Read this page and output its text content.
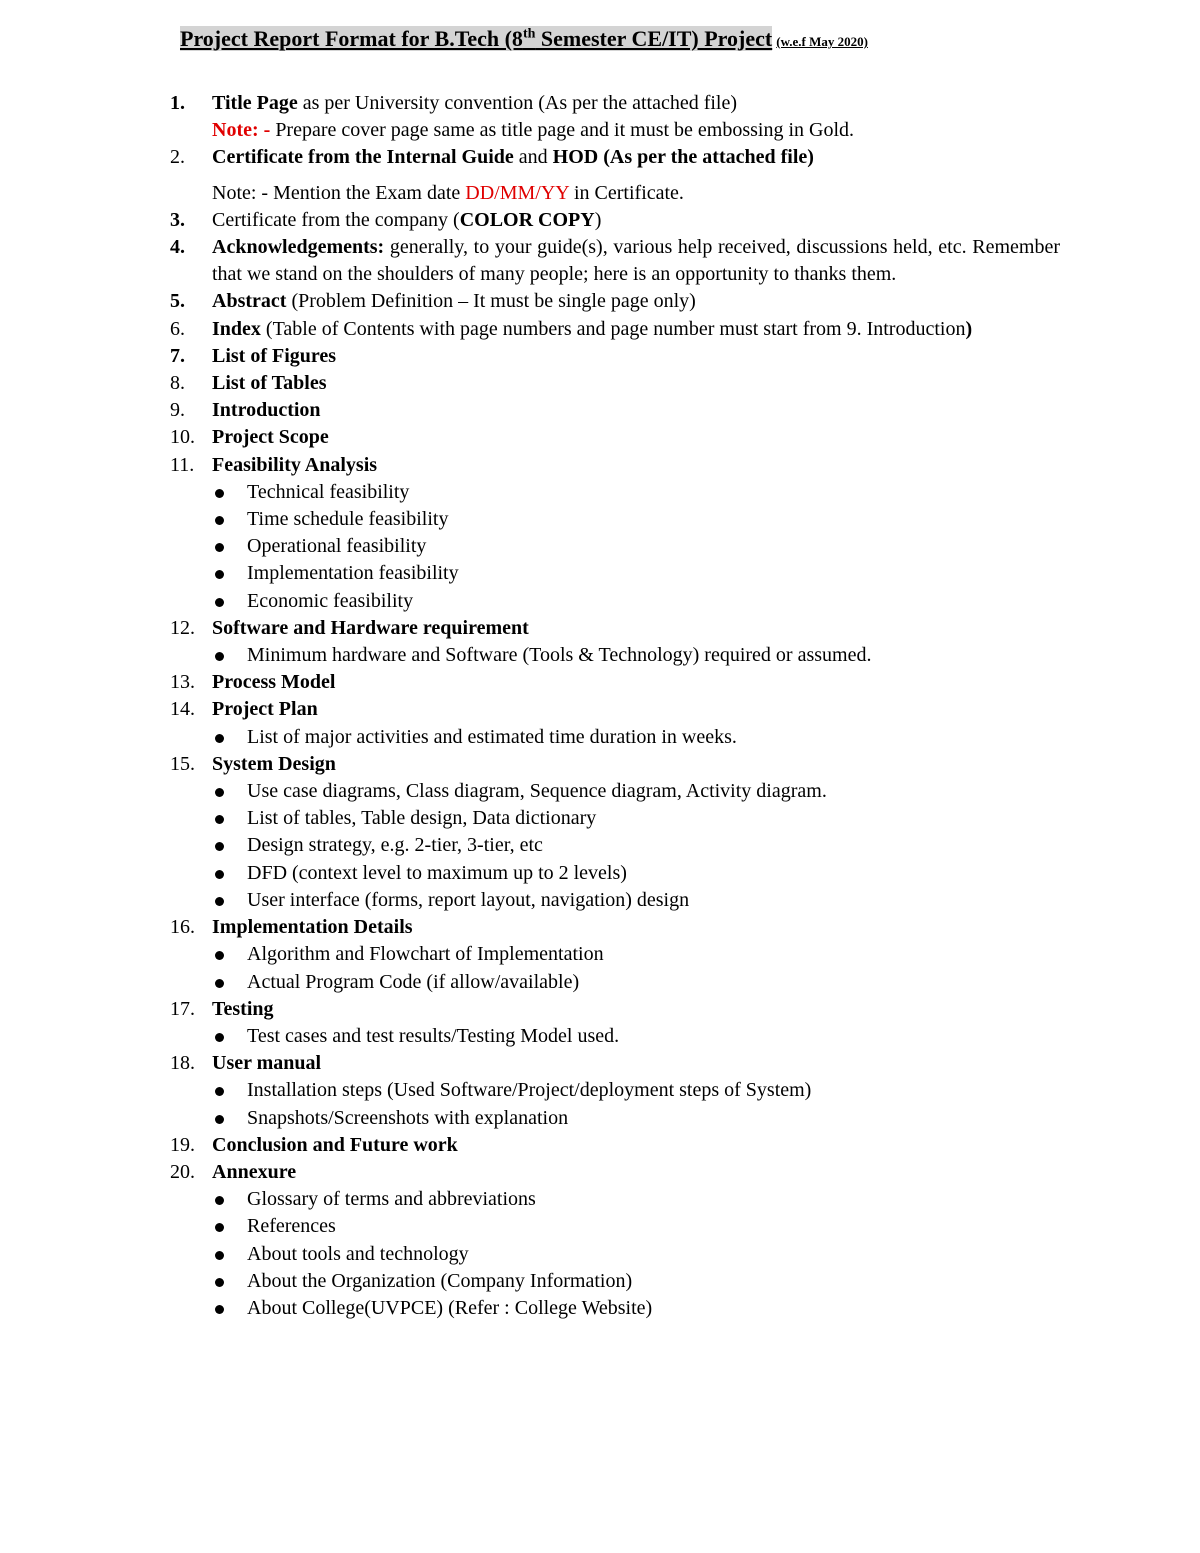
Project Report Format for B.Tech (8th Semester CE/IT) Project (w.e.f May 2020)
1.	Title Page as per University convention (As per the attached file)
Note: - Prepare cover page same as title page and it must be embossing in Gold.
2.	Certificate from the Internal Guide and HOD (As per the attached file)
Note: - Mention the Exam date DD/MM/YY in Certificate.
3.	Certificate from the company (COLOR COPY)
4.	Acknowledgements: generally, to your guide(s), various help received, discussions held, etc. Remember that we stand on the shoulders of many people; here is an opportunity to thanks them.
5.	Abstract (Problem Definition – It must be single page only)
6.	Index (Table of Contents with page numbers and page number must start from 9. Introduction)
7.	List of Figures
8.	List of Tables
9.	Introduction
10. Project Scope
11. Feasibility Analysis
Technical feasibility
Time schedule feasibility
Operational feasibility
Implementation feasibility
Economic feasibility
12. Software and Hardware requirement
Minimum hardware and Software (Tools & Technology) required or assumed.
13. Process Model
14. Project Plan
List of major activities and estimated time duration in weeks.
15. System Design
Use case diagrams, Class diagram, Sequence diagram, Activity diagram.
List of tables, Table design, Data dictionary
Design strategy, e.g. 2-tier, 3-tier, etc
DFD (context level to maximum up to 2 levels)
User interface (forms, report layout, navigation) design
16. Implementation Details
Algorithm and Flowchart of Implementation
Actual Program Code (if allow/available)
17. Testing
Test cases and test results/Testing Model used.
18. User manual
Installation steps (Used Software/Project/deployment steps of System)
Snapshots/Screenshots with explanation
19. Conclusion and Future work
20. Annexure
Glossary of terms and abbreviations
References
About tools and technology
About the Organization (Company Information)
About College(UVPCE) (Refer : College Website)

• Exercise description: Skip the images and write out the rest of the listing exactly.

• Correct output:
Read this page and output its text content.
Project Report Format for B.Tech (8th Semester CE/IT) Project (w.e.f May 2020)
1.	Title Page as per University convention (As per the attached file)
Note: - Prepare cover page same as title page and it must be embossing in Gold.
2.	Certificate from the Internal Guide and HOD (As per the attached file)
Note: - Mention the Exam date DD/MM/YY in Certificate.
3.	Certificate from the company (COLOR COPY)
4.	Acknowledgements: generally, to your guide(s), various help received, discussions held, etc. Remember that we stand on the shoulders of many people; here is an opportunity to thanks them.
5.	Abstract (Problem Definition – It must be single page only)
6.	Index (Table of Contents with page numbers and page number must start from 9. Introduction)
7.	List of Figures
8.	List of Tables
9.	Introduction
10. Project Scope
11. Feasibility Analysis
Technical feasibility
Time schedule feasibility
Operational feasibility
Implementation feasibility
Economic feasibility
12. Software and Hardware requirement
Minimum hardware and Software (Tools & Technology) required or assumed.
13. Process Model
14. Project Plan
List of major activities and estimated time duration in weeks.
15. System Design
Use case diagrams, Class diagram, Sequence diagram, Activity diagram.
List of tables, Table design, Data dictionary
Design strategy, e.g. 2-tier, 3-tier, etc
DFD (context level to maximum up to 2 levels)
User interface (forms, report layout, navigation) design
16. Implementation Details
Algorithm and Flowchart of Implementation
Actual Program Code (if allow/available)
17. Testing
Test cases and test results/Testing Model used.
18. User manual
Installation steps (Used Software/Project/deployment steps of System)
Snapshots/Screenshots with explanation
19. Conclusion and Future work
20. Annexure
Glossary of terms and abbreviations
References
About tools and technology
About the Organization (Company Information)
About College(UVPCE) (Refer : College Website)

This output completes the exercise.